> [Problem to work on]: Across the data below, how many lines hold "your"? Answer with that number and nothing else.

> [Data for processing]:

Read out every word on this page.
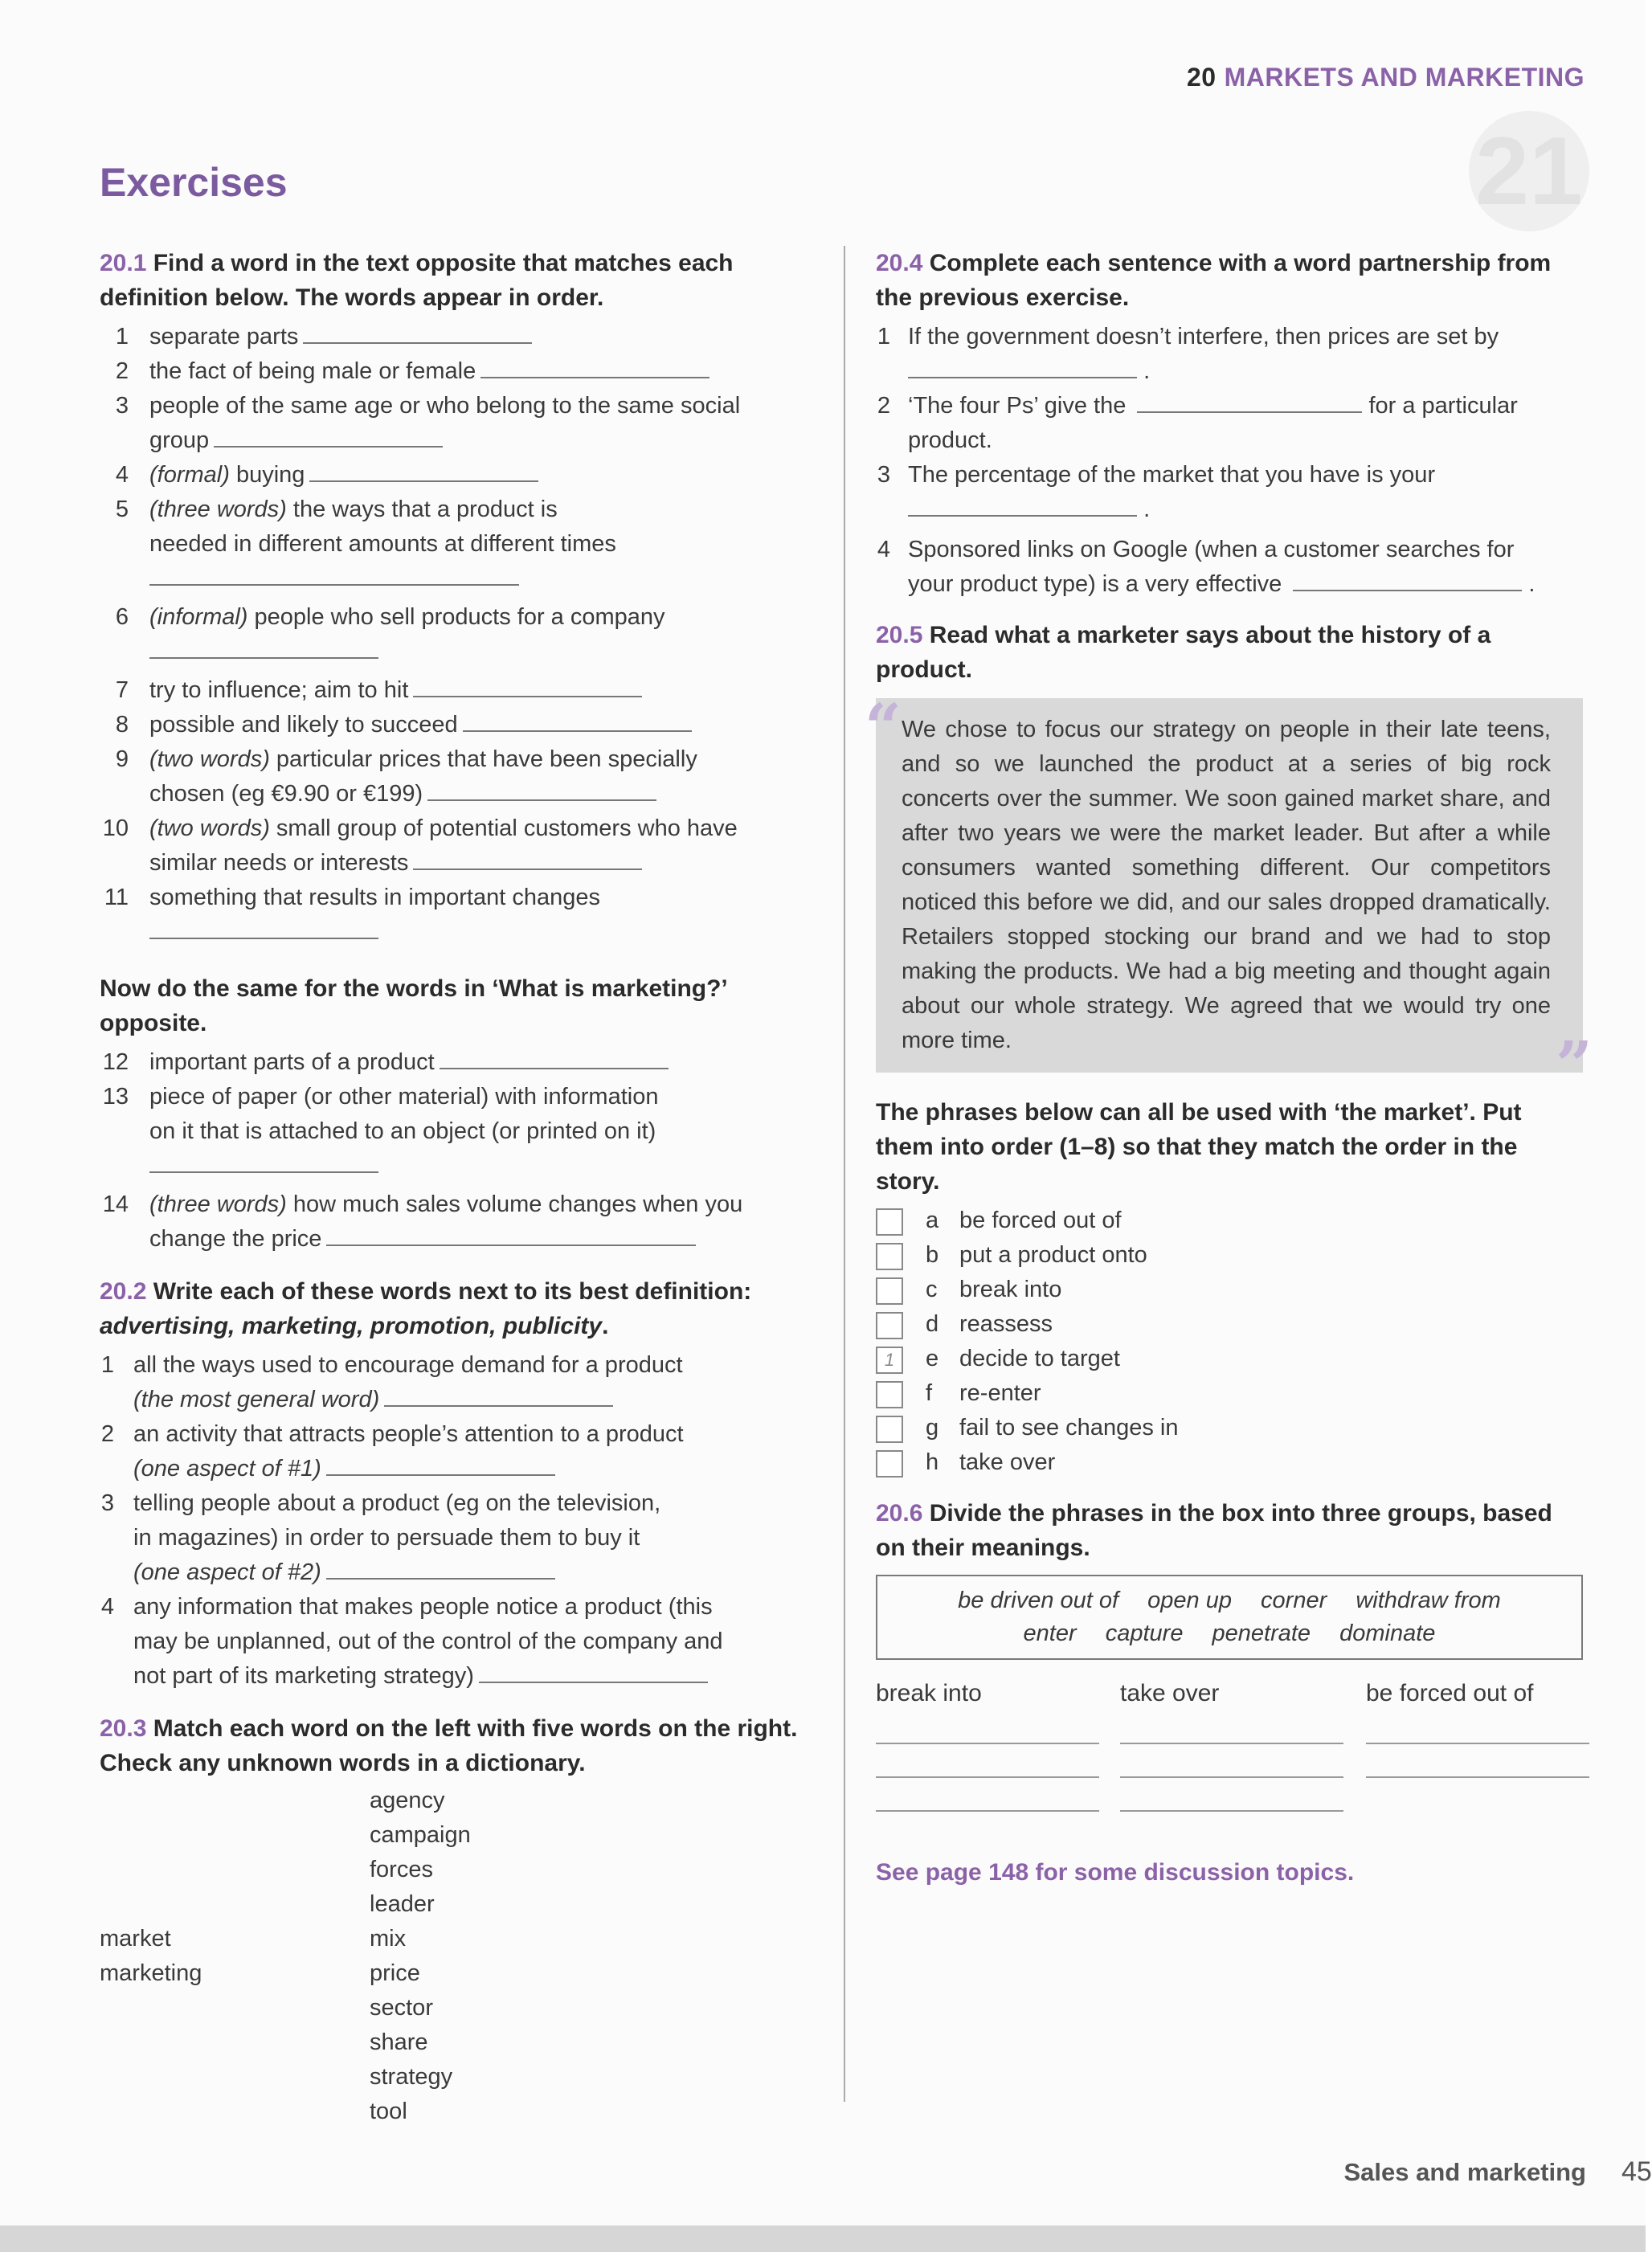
21
20 MARKETS AND MARKETING
Exercises

20.1 Find a word in the text opposite that matches each definition below. The words appear in order.

1 separate parts
2 the fact of being male or female
3 people of the same age or who belong to the same social
group
4 (formal) buying
5 (three words) the ways that a product is
needed in different amounts at different times
6 (informal) people who sell products for a company
7 try to influence; aim to hit
8 possible and likely to succeed
9 (two words) particular prices that have been specially
chosen (eg €9.90 or €199)
10 (two words) small group of potential customers who have
similar needs or interests
11 something that results in important changes

Now do the same for the words in ‘What is marketing?’ opposite.

12 important parts of a product
13 piece of paper (or other material) with information
on it that is attached to an object (or printed on it)
14 (three words) how much sales volume changes when you
change the price

20.2 Write each of these words next to its best definition: advertising, marketing, promotion, publicity.

1 all the ways used to encourage demand for a product
(the most general word)
2 an activity that attracts people’s attention to a product
(one aspect of #1)
3 telling people about a product (eg on the television,
in magazines) in order to persuade them to buy it
(one aspect of #2)
4 any information that makes people notice a product (this
may be unplanned, out of the control of the company and
not part of its marketing strategy)

20.3 Match each word on the left with five words on the right. Check any unknown words in a dictionary.

market
marketing
agency
campaign
forces
leader
mix
price
sector
share
strategy
tool

20.4 Complete each sentence with a word partnership from the previous exercise.

1 If the government doesn’t interfere, then prices are set by
.
2 ‘The four Ps’ give the	for a particular
product.
3 The percentage of the market that you have is your
.
4 Sponsored links on Google (when a customer searches for
your product type) is a very effective	.

20.5 Read what a marketer says about the history of a product.

“ We chose to focus our strategy on people in their late teens, and so we launched the product at a series of big rock concerts over the summer. We soon gained market share, and after two years we were the market leader. But after a while consumers wanted something different. Our competitors noticed this before we did, and our sales dropped dramatically. Retailers stopped stocking our brand and we had to stop making the products. We had a big meeting and thought again about our whole strategy. We agreed that we would try one more time.	”

The phrases below can all be used with ‘the market’. Put them into order (1–8) so that they match the order in the story.

a be forced out of
b put a product onto
c break into
d reassess
1	e decide to target
f re-enter
g fail to see changes in
h take over

20.6 Divide the phrases in the box into three groups, based on their meanings.

be driven out of open up corner withdraw from
enter capture penetrate dominate
break into	take over	be forced out of
See page 148 for some discussion topics.
Sales and marketing 45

> [Worked answer]: 2